◆ **WHAT TO PRODUCE**:
Return every record below exactly as written, omitting any pictures.

== INPUT ==

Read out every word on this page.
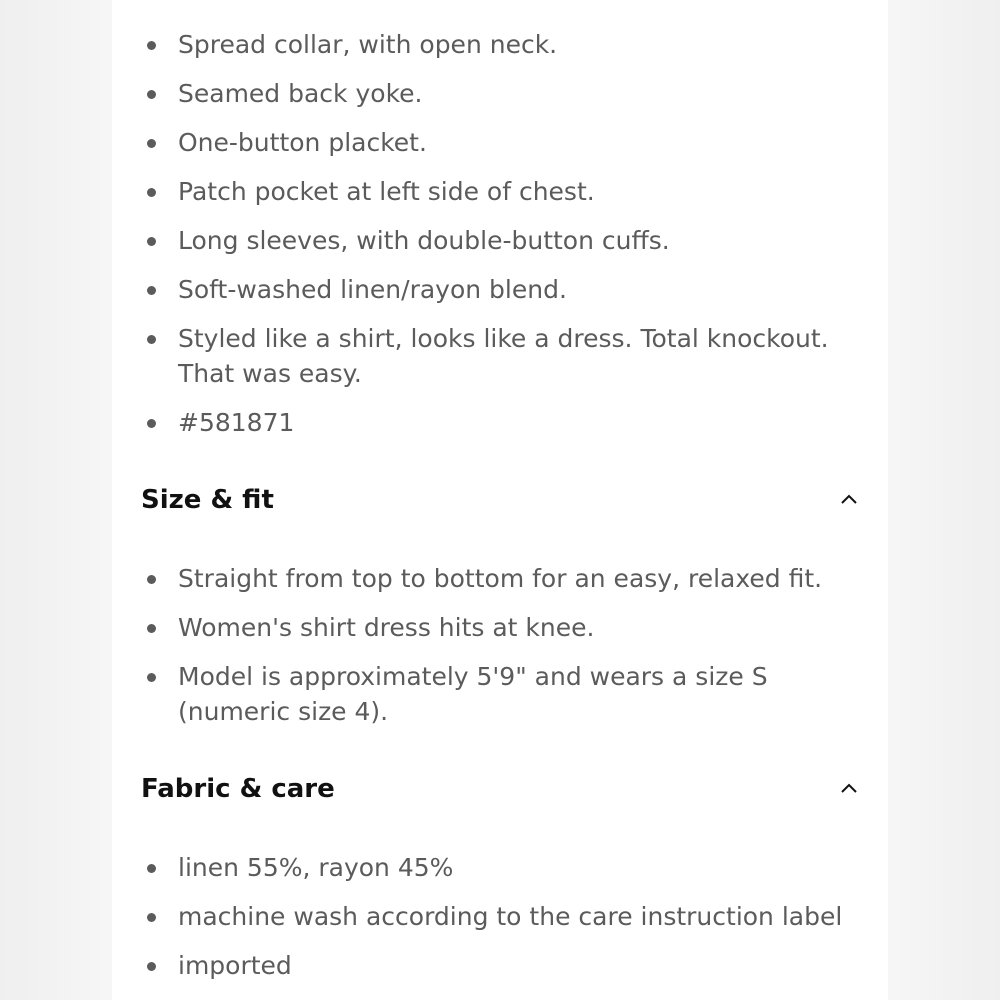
Spread collar, with open neck.
Seamed back yoke.
One-button placket.
Patch pocket at left side of chest.
Long sleeves, with double-button cuffs.
Soft-washed linen/rayon blend.
Styled like a shirt, looks like a dress. Total knockout. That was easy.
#581871
Size & fit
Straight from top to bottom for an easy, relaxed fit.
Women's shirt dress hits at knee.
Model is approximately 5'9" and wears a size S (numeric size 4).
Fabric & care
linen 55%, rayon 45%
machine wash according to the care instruction label
imported
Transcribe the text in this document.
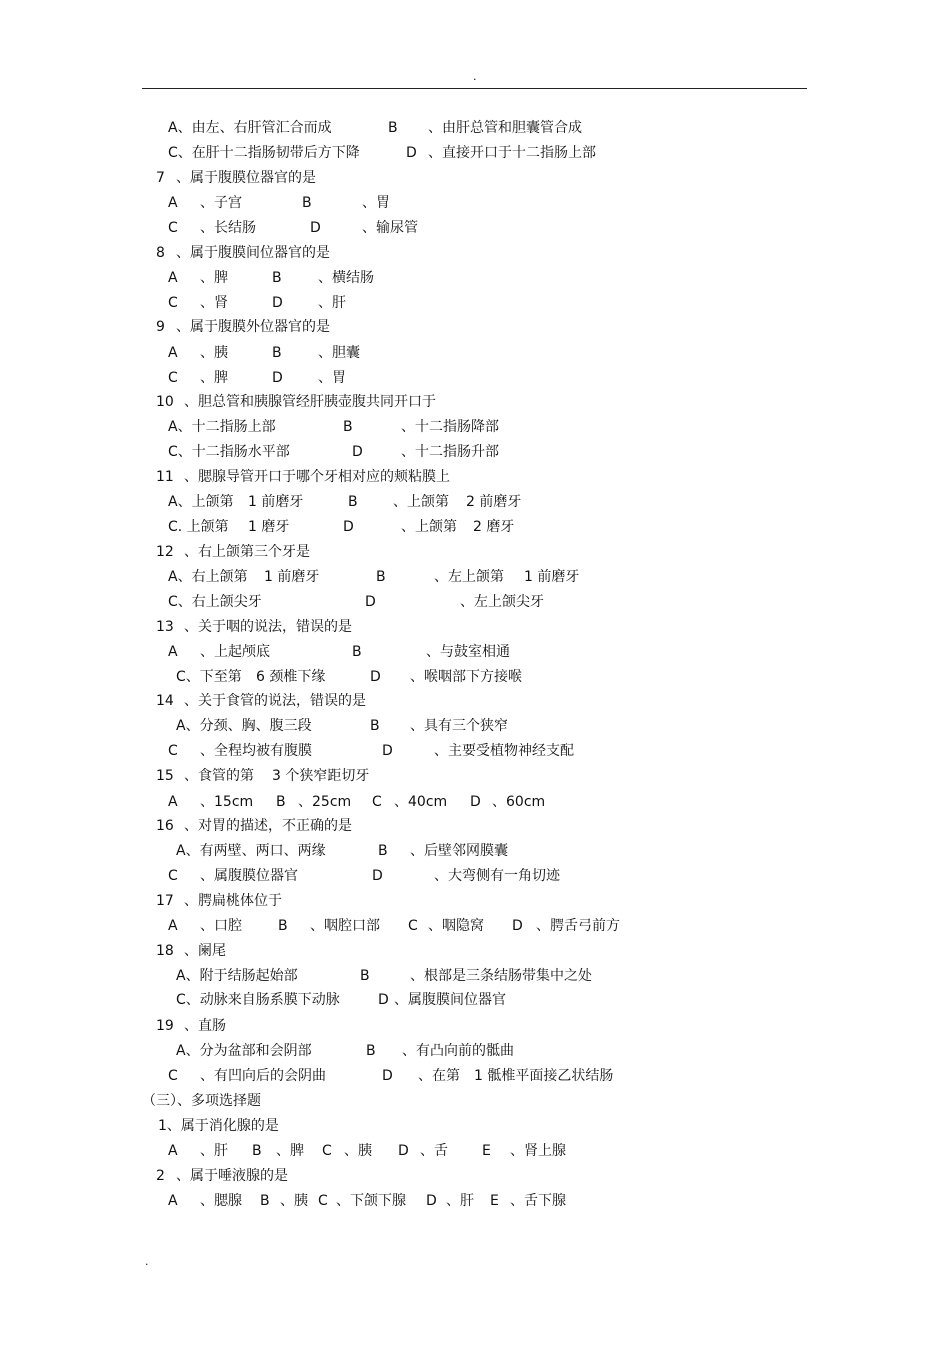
.
A、由左、右肝管汇合而成	B 、由肝总管和胆囊管合成
C、在肝十二指肠韧带后方下降	D 、直接开口于十二指肠上部
7 、属于腹膜位器官的是
A 、子宫	B	、胃
C 、长结肠	D	、输尿管
8 、属于腹膜间位器官的是
A 、脾	B	、横结肠
C 、肾	D	、肝
9 、属于腹膜外位器官的是
A 、胰	B	、胆囊
C 、脾	D	、胃
10 、胆总管和胰腺管经肝胰壶腹共同开口于
A、十二指肠上部	B	、十二指肠降部
C、十二指肠水平部	D	、十二指肠升部
11 、腮腺导管开口于哪个牙相对应的颊粘膜上
A、上颌第 1 前磨牙	B	、上颌第 2 前磨牙
C. 上颌第 1 磨牙	D	、上颌第 2 磨牙
12 、右上颌第三个牙是
A、右上颌第 1 前磨牙	B	、左上颌第 1 前磨牙
C、右上颌尖牙	D	、左上颌尖牙
13 、关于咽的说法，错误的是
A 、上起颅底	B	、与鼓室相通
C、下至第 6 颈椎下缘	D 、喉咽部下方接喉
14 、关于食管的说法，错误的是
A、分颈、胸、腹三段	B 、具有三个狭窄
C 、全程均被有腹膜	D	、主要受植物神经支配
15 、食管的第 3 个狭窄距切牙
A 、15cm B 、25cm C 、40cm D 、60cm
16 、对胃的描述，不正确的是
A、有两壁、两口、两缘	B 、后壁邻网膜囊
C 、属腹膜位器官	D	、大弯侧有一角切迹
17 、腭扁桃体位于
A 、口腔	B 、咽腔口部 C 、咽隐窝 D 、腭舌弓前方
18 、阑尾
A、附于结肠起始部	B	、根部是三条结肠带集中之处
C、动脉来自肠系膜下动脉	D 、属腹膜间位器官
19 、直肠
A、分为盆部和会阴部	B 、有凸向前的骶曲
C 、有凹向后的会阴曲	D 、在第 1 骶椎平面接乙状结肠
（三）、多项选择题
1、属于消化腺的是
A 、肝 B 、脾 C 、胰 D 、舌 E 、肾上腺
2 、属于唾液腺的是
A 、腮腺 B 、胰 C 、下颌下腺 D 、肝 E 、舌下腺
.
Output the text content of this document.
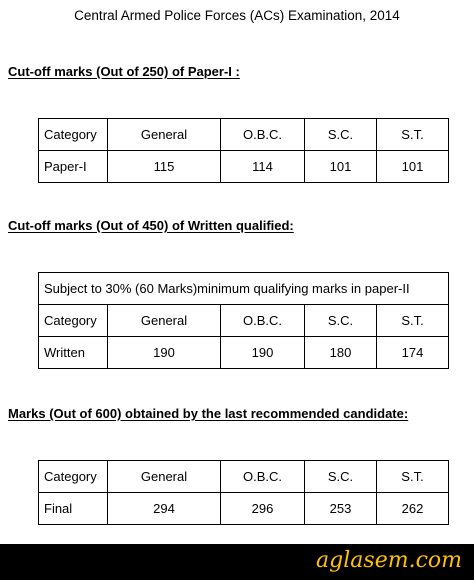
Central Armed Police Forces (ACs) Examination, 2014
Cut-off marks (Out of 250) of Paper-I :
Category	General	O.B.C.	S.C.	S.T.
Paper-I	115	114	101	101
Cut-off marks (Out of 450) of Written qualified:
Subject to 30% (60 Marks)minimum qualifying marks in paper-II				
Category	General	O.B.C.	S.C.	S.T.
Written	190	190	180	174
Marks (Out of 600) obtained by the last recommended candidate:
Category	General	O.B.C.	S.C.	S.T.
Final	294	296	253	262
aglasem.com
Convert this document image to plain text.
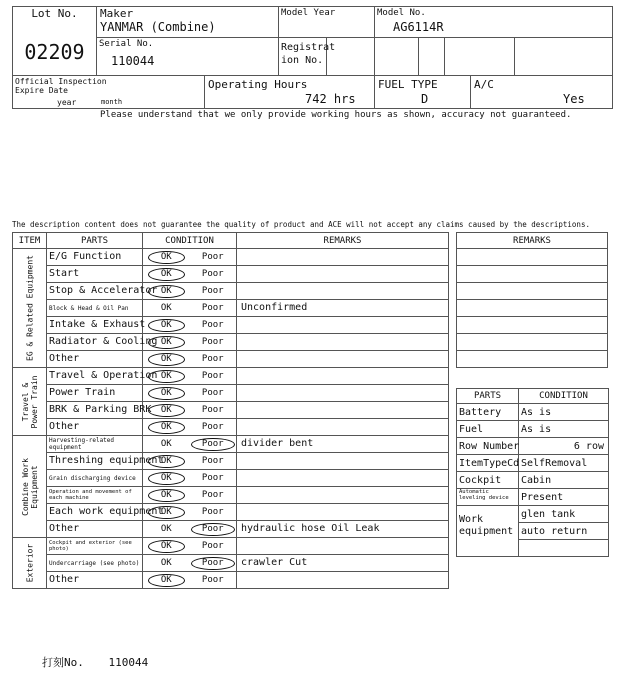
Lot No.
02209	Maker
YANMAR (Combine)		Model Year		Model No.
AG6114R				

	Serial No.
110044		Registrat ion No.						

Official Inspection Expire Date
year month		Operating Hours
742 hrs			FUEL TYPE
D			A/C
Yes	
Please understand that we only provide working hours as shown, accuracy not guaranteed.
The description content does not guarantee the quality of product and ACE will not accept any claims caused by the descriptions.
ITEM	PARTS	CONDITION		REMARKS

EG & Related Equipment	E/G Function	OK	Poor	
	Start	OK	Poor	
	Stop & Accelerator	OK	Poor	
	Block & Head & Oil Pan	OK	Poor	Unconfirmed
	Intake & Exhaust	OK	Poor	
	Radiator & Cooling	OK	Poor	
	Other	OK	Poor	

Travel & Power Train	Travel & Operation	OK	Poor	
	Power Train	OK	Poor	
	BRK & Parking BRK	OK	Poor	
	Other	OK	Poor	

Combine Work Equipment	Harvesting-related equipment	OK	Poor	divider bent
	Threshing equipment	OK	Poor	
	Grain discharging device	OK	Poor	
	Operation and movement of each machine	OK	Poor	
	Each work equipment	OK	Poor	
	Other	OK	Poor	hydraulic hose Oil Leak

Exterior	Cockpit and exterior (see photo)	OK	Poor	
	Undercarriage (see photo)	OK	Poor	crawler Cut
	Other	OK	Poor	
REMARKS

PARTS	CONDITION
Battery	As is
Fuel	As is
Row Number	6 row
ItemTypeCd	SelfRemoval
Cockpit	Cabin
Automatic leveling device	Present
Work equipment	glen tank
	auto return

打刻No. 110044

===

◆ **OUTPUT FOR THIS EXERCISE**:
Read out every word on this page.
Spread collar, with open neck.
Seamed back yoke.
One-button placket.
Patch pocket at left side of chest.
Long sleeves, with double-button cuffs.
Soft-washed linen/rayon blend.
Styled like a shirt, looks like a dress. Total knockout. That was easy.
#581871
Size & fit
Straight from top to bottom for an easy, relaxed fit.
Women's shirt dress hits at knee.
Model is approximately 5'9" and wears a size S (numeric size 4).
Fabric & care
linen 55%, rayon 45%
machine wash according to the care instruction label
imported
Transcribe the text in this document.
.
A、由左、右肝管汇合而成	B 、由肝总管和胆囊管合成
C、在肝十二指肠韧带后方下降	D 、直接开口于十二指肠上部
7 、属于腹膜位器官的是
A 、子宫	B	、胃
C 、长结肠	D	、输尿管
8 、属于腹膜间位器官的是
A 、脾	B	、横结肠
C 、肾	D	、肝
9 、属于腹膜外位器官的是
A 、胰	B	、胆囊
C 、脾	D	、胃
10 、胆总管和胰腺管经肝胰壶腹共同开口于
A、十二指肠上部	B	、十二指肠降部
C、十二指肠水平部	D	、十二指肠升部
11 、腮腺导管开口于哪个牙相对应的颊粘膜上
A、上颌第 1 前磨牙	B	、上颌第 2 前磨牙
C. 上颌第 1 磨牙	D	、上颌第 2 磨牙
12 、右上颌第三个牙是
A、右上颌第 1 前磨牙	B	、左上颌第 1 前磨牙
C、右上颌尖牙	D	、左上颌尖牙
13 、关于咽的说法，错误的是
A 、上起颅底	B	、与鼓室相通
C、下至第 6 颈椎下缘	D 、喉咽部下方接喉
14 、关于食管的说法，错误的是
A、分颈、胸、腹三段	B 、具有三个狭窄
C 、全程均被有腹膜	D	、主要受植物神经支配
15 、食管的第 3 个狭窄距切牙
A 、15cm B 、25cm C 、40cm D 、60cm
16 、对胃的描述，不正确的是
A、有两壁、两口、两缘	B 、后壁邻网膜囊
C 、属腹膜位器官	D	、大弯侧有一角切迹
17 、腭扁桃体位于
A 、口腔	B 、咽腔口部 C 、咽隐窝 D 、腭舌弓前方
18 、阑尾
A、附于结肠起始部	B	、根部是三条结肠带集中之处
C、动脉来自肠系膜下动脉	D 、属腹膜间位器官
19 、直肠
A、分为盆部和会阴部	B 、有凸向前的骶曲
C 、有凹向后的会阴曲	D 、在第 1 骶椎平面接乙状结肠
（三）、多项选择题
1、属于消化腺的是
A 、肝 B 、脾 C 、胰 D 、舌 E 、肾上腺
2 、属于唾液腺的是
A 、腮腺 B 、胰 C 、下颌下腺 D 、肝 E 、舌下腺
.
Output the text content of this document.
Central Armed Police Forces (ACs) Examination, 2014
Cut-off marks (Out of 250) of Paper-I :
Category	General	O.B.C.	S.C.	S.T.
Paper-I	115	114	101	101
Cut-off marks (Out of 450) of Written qualified:
Subject to 30% (60 Marks)minimum qualifying marks in paper-II				
Category	General	O.B.C.	S.C.	S.T.
Written	190	190	180	174
Marks (Out of 600) obtained by the last recommended candidate:
Category	General	O.B.C.	S.C.	S.T.
Final	294	296	253	262
aglasem.com
Convert this document image to plain text.
Lot No.
02209	Maker
YANMAR (Combine)		Model Year		Model No.
AG6114R				

	Serial No.
110044		Registrat ion No.						

Official Inspection Expire Date
year month		Operating Hours
742 hrs			FUEL TYPE
D			A/C
Yes	
Please understand that we only provide working hours as shown, accuracy not guaranteed.
The description content does not guarantee the quality of product and ACE will not accept any claims caused by the descriptions.
ITEM	PARTS	CONDITION		REMARKS

EG & Related Equipment	E/G Function	OK	Poor	
	Start	OK	Poor	
	Stop & Accelerator	OK	Poor	
	Block & Head & Oil Pan	OK	Poor	Unconfirmed
	Intake & Exhaust	OK	Poor	
	Radiator & Cooling	OK	Poor	
	Other	OK	Poor	

Travel & Power Train	Travel & Operation	OK	Poor	
	Power Train	OK	Poor	
	BRK & Parking BRK	OK	Poor	
	Other	OK	Poor	

Combine Work Equipment	Harvesting-related equipment	OK	Poor	divider bent
	Threshing equipment	OK	Poor	
	Grain discharging device	OK	Poor	
	Operation and movement of each machine	OK	Poor	
	Each work equipment	OK	Poor	
	Other	OK	Poor	hydraulic hose Oil Leak

Exterior	Cockpit and exterior (see photo)	OK	Poor	
	Undercarriage (see photo)	OK	Poor	crawler Cut
	Other	OK	Poor	
REMARKS

PARTS	CONDITION
Battery	As is
Fuel	As is
Row Number	6 row
ItemTypeCd	SelfRemoval
Cockpit	Cabin
Automatic leveling device	Present
Work equipment	glen tank
	auto return

打刻No. 110044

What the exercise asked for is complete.